▸ Source material:

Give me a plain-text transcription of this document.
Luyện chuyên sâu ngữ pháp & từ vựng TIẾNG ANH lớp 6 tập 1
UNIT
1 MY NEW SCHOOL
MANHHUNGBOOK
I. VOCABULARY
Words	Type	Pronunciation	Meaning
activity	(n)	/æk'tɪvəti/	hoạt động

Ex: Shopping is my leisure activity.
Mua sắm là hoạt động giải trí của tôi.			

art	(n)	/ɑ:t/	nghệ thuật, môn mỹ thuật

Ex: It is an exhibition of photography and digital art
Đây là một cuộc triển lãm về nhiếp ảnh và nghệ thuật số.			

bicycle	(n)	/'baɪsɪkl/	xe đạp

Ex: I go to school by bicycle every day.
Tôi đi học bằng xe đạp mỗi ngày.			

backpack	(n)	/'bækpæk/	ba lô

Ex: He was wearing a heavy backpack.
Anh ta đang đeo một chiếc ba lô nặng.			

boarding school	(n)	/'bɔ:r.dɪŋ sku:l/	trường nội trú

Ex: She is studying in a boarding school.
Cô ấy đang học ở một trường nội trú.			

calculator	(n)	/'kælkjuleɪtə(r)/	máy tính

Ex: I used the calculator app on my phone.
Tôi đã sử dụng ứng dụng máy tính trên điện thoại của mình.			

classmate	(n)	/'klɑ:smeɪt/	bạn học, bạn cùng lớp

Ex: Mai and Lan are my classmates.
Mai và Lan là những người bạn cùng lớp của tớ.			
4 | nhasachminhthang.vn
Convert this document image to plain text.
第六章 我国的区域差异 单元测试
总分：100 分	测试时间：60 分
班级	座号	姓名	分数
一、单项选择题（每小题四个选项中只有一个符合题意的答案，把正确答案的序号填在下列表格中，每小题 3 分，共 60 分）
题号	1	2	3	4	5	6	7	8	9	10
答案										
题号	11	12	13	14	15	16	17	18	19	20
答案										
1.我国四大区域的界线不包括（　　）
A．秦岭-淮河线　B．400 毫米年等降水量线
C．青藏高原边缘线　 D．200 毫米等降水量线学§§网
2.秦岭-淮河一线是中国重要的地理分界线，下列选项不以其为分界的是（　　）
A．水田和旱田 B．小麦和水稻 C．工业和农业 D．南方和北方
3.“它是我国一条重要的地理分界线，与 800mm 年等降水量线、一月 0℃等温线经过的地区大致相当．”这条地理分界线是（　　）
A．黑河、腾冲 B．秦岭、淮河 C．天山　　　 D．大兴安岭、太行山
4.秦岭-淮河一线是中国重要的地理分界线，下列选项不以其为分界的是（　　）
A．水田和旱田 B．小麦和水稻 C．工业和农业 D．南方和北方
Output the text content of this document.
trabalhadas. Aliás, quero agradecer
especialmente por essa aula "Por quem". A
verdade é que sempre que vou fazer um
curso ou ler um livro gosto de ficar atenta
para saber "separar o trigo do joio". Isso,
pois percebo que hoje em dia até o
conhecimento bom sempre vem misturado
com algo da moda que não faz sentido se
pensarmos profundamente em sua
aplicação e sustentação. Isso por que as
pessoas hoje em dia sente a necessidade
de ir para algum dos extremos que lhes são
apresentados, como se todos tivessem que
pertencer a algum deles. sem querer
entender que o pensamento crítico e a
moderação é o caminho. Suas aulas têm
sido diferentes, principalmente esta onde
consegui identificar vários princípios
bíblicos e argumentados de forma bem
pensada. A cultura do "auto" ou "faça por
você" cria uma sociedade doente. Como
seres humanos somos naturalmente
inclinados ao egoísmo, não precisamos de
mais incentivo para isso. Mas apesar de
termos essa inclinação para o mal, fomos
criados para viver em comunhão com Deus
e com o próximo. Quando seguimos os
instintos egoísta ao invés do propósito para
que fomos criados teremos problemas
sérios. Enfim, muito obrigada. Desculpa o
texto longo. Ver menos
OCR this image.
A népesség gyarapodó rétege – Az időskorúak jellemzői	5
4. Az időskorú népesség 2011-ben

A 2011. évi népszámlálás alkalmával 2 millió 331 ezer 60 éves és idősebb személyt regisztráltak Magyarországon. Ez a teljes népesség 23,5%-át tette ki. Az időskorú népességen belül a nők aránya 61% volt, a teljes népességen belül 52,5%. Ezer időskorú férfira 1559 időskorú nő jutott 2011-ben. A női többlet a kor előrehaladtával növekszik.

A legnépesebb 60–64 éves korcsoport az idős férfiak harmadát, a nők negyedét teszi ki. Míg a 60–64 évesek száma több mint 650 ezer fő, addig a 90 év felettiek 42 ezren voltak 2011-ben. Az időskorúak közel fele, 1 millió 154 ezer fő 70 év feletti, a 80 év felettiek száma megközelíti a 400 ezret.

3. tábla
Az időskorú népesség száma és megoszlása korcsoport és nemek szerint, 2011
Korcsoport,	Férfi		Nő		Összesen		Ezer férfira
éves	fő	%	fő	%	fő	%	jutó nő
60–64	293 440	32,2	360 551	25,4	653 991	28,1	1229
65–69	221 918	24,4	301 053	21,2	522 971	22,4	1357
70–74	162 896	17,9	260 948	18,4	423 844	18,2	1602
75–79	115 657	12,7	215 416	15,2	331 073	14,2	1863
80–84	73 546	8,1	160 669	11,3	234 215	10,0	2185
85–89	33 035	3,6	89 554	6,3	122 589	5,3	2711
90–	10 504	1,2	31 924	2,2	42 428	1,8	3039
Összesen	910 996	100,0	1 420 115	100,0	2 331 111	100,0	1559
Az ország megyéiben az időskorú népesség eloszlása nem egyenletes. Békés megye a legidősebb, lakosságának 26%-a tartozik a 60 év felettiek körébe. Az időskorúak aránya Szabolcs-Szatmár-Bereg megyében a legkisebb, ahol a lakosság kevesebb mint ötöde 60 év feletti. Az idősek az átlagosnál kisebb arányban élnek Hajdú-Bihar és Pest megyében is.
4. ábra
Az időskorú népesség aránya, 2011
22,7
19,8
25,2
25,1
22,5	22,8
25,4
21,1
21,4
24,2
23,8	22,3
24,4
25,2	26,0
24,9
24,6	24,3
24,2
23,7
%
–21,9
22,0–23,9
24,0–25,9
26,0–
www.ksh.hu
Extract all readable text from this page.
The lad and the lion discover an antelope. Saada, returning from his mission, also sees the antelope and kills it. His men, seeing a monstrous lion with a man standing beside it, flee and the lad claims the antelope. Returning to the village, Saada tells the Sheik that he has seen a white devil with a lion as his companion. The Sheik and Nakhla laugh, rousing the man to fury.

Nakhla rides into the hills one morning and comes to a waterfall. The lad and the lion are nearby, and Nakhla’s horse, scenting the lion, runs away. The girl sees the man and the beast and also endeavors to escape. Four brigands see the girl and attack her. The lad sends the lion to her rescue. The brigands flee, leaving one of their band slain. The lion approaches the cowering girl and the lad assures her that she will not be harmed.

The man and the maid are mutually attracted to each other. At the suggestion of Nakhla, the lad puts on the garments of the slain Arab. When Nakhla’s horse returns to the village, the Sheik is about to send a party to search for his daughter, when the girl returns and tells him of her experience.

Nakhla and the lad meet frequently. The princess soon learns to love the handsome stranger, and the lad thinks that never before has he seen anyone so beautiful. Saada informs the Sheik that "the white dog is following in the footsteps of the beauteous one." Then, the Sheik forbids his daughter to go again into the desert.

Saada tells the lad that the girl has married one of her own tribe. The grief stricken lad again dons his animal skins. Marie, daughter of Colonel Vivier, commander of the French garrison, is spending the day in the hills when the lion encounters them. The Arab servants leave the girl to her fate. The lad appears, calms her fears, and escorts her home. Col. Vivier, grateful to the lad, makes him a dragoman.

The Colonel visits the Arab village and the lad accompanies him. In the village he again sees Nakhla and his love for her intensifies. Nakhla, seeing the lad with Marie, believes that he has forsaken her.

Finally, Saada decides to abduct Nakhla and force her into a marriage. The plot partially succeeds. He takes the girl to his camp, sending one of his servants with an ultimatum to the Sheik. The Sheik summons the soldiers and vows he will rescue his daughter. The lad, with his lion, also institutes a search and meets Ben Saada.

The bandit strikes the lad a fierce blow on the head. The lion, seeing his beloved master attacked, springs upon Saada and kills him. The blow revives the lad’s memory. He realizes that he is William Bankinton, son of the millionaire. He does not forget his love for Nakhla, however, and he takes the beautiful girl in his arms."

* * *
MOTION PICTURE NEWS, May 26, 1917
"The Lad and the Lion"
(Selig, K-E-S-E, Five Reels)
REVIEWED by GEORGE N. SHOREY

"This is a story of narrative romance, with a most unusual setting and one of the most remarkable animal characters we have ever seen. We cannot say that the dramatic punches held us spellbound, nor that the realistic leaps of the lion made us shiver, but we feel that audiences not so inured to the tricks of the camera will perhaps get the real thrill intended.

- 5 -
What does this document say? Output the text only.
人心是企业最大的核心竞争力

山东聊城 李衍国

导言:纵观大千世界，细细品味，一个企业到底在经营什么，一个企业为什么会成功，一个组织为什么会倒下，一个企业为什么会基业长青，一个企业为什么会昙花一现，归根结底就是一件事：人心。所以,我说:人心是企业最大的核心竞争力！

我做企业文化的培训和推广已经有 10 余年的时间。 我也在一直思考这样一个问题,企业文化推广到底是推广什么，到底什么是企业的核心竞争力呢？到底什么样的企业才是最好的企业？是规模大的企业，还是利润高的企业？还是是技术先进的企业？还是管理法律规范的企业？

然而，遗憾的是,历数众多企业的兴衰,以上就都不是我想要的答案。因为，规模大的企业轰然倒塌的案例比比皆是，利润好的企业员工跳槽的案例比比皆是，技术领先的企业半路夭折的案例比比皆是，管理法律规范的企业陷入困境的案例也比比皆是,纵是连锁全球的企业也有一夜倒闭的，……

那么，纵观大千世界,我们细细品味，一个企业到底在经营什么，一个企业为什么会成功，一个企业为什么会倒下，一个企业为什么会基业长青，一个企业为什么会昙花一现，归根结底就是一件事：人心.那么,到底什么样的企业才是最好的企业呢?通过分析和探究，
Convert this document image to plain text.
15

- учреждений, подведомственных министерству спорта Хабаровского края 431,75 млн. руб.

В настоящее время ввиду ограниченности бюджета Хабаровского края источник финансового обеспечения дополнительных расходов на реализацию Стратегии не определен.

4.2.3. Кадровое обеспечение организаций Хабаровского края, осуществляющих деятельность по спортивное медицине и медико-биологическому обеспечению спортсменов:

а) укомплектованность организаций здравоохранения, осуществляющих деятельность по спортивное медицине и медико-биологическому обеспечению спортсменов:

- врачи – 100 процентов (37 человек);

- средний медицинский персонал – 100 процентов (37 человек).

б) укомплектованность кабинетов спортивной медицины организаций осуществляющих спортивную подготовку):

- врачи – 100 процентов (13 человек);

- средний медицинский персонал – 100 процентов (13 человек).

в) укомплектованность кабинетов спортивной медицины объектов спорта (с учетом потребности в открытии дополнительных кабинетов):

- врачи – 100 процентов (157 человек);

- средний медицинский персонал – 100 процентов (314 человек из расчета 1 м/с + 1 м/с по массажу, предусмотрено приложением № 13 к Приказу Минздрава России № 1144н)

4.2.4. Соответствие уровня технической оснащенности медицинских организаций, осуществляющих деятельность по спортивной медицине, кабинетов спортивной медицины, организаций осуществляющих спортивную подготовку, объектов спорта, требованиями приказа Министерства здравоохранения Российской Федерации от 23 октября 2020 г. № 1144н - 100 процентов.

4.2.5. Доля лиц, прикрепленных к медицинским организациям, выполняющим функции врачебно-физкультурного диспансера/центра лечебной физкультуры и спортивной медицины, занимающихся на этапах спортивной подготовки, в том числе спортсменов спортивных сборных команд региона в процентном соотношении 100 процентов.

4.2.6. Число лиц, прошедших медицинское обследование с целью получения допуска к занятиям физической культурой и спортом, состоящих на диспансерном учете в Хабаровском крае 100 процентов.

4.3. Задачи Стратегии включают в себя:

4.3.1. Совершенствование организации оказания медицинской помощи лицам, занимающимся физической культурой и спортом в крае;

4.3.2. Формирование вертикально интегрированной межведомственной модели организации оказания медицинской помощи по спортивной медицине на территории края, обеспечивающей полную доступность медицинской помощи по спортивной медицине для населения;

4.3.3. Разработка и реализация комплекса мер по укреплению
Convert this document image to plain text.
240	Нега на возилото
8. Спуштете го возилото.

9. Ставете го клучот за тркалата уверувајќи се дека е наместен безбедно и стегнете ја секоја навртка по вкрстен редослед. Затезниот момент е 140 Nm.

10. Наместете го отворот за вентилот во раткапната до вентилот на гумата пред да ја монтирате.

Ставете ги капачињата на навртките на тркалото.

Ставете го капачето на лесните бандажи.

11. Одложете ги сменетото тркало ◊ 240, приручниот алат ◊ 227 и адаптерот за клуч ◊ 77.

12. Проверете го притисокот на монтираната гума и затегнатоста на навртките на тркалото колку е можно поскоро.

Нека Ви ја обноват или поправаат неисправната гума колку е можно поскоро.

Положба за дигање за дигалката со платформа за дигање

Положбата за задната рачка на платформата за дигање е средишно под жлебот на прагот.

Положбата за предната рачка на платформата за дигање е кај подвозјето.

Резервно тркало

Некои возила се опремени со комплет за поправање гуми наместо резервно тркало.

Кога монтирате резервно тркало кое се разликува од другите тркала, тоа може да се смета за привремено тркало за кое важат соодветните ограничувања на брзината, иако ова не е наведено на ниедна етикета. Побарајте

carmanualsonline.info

▸ Your goal: Using the listing above, show every line that includes the string "calculator".

▸ Output below:
calculator	(n)	/'kælkjuleɪtə(r)/	máy tính
Ex: I used the calculator app on my phone.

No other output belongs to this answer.